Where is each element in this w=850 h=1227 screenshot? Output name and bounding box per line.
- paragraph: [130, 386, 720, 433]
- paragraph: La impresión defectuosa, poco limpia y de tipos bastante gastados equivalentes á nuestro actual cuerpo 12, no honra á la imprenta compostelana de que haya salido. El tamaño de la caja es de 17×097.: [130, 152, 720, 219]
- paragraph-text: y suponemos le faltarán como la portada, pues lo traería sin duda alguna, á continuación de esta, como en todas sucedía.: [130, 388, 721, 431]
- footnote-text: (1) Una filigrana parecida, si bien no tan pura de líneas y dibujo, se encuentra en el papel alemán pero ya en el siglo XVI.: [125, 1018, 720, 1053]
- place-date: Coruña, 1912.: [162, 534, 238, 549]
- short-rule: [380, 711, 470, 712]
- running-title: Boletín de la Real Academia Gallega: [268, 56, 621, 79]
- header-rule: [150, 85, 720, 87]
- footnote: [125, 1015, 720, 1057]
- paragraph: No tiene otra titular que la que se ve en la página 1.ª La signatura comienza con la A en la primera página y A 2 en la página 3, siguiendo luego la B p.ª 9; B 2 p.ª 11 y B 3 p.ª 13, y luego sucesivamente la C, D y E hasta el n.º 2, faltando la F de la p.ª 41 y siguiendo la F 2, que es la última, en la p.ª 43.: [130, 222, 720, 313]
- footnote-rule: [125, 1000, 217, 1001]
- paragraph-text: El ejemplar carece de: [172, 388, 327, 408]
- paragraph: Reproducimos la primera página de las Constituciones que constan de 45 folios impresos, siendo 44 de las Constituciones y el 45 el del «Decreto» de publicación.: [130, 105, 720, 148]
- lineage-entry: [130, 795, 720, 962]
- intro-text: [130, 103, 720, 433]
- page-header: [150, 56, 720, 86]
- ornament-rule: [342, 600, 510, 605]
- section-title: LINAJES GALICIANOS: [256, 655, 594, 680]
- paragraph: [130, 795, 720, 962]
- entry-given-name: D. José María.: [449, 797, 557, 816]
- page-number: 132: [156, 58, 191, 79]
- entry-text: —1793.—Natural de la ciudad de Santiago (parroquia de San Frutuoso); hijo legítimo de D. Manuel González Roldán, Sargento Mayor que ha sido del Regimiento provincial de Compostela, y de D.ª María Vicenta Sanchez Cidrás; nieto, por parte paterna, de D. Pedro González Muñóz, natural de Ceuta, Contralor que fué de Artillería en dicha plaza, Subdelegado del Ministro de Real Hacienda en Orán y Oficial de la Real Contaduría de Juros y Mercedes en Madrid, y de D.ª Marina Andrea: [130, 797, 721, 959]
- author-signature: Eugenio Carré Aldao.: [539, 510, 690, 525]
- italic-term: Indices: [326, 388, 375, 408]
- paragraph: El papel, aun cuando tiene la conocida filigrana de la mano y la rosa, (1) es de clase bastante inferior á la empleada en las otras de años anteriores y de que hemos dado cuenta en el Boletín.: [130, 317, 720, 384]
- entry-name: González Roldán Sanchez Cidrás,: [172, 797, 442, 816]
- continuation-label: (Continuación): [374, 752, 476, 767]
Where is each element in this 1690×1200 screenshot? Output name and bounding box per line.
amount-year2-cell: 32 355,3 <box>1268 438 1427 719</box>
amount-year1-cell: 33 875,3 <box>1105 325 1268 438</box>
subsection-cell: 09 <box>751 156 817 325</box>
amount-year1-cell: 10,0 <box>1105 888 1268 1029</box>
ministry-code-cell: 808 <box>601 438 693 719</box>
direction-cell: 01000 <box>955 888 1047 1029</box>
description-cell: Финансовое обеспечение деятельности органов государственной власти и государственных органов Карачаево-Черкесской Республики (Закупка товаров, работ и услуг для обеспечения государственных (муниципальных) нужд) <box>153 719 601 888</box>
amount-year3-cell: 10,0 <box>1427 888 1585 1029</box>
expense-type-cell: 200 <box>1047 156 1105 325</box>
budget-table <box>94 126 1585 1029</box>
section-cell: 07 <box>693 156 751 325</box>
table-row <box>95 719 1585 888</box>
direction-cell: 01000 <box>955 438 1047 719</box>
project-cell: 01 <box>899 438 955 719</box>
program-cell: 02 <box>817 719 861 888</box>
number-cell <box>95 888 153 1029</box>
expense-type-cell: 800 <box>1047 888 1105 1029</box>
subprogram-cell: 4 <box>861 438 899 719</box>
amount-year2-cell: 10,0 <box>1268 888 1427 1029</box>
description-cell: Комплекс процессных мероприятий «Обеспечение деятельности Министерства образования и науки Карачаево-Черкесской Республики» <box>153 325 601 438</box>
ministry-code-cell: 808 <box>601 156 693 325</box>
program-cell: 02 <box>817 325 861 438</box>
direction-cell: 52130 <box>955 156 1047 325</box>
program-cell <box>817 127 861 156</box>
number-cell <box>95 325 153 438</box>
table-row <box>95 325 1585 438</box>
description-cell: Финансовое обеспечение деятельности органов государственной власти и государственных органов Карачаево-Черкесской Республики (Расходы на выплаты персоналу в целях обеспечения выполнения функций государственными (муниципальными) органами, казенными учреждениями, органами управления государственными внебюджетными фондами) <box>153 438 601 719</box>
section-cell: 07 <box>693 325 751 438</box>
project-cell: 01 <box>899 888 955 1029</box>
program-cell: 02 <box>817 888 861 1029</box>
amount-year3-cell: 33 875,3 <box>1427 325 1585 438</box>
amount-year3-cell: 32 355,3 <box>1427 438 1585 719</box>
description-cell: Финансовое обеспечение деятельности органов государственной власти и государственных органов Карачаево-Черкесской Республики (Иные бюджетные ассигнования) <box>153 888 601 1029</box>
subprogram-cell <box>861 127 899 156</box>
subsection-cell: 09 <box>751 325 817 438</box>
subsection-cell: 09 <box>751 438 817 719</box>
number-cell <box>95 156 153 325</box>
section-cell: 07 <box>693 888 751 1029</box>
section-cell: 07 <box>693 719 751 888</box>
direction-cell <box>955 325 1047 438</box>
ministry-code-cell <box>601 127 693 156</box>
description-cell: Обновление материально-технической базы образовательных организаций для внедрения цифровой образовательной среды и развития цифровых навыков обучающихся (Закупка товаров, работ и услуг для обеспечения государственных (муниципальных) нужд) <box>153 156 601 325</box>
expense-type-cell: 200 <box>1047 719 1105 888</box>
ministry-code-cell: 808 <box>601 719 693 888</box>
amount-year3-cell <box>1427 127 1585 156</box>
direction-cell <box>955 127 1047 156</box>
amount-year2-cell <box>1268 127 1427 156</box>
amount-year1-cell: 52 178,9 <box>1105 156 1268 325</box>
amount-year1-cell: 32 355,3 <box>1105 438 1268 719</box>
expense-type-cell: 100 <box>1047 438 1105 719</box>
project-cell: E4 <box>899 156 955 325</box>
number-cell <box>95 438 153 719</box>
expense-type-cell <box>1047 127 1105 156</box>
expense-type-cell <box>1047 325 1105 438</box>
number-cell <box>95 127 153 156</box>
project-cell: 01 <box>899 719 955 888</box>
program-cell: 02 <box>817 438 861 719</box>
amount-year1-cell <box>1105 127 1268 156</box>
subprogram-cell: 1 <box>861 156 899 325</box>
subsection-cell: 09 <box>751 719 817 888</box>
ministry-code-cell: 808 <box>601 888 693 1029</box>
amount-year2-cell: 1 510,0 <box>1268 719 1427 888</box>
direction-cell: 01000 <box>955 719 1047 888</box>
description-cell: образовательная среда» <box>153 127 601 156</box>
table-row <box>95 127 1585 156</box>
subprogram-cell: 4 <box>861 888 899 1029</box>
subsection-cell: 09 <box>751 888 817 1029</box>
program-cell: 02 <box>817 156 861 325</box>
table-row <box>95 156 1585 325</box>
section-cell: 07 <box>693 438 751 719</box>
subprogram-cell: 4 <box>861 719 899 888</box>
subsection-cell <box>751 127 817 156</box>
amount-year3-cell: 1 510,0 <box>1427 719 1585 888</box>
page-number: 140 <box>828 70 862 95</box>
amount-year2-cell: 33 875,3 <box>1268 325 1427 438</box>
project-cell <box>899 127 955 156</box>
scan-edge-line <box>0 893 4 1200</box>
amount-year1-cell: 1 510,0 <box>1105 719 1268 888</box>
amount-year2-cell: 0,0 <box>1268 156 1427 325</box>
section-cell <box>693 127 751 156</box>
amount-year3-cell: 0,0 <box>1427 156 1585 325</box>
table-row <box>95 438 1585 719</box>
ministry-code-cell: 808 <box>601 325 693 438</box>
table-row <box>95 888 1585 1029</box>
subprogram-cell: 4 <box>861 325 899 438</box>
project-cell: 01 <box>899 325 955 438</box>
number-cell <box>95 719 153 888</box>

> THE TASK: Format the stretch of the listing from its first line through the line containing "- footnote-text: (1)" as a numbered list, skipping any blank lines.

> CORRECT OUTPUT:
1. Where is each element in this w=850 h=1227 screenshot? Output name and bounding box per line.
2. - paragraph: [130, 386, 720, 433]
3. - paragraph: La impresión defectuosa, poco limpia y de tipos bastante gastados equivalentes á nuestro actual cuerpo 12, no honra á la imprenta compostelana de que haya salido. El tamaño de la caja es de 17×097.: [130, 152, 720, 219]
4. - paragraph-text: y suponemos le faltarán como la portada, pues lo traería sin duda alguna, á continuación de esta, como en todas sucedía.: [130, 388, 721, 431]
5. - footnote-text: (1) Una filigrana parecida, si bien no tan pura de líneas y dibujo, se encuentra en el papel alemán pero ya en el siglo XVI.: [125, 1018, 720, 1053]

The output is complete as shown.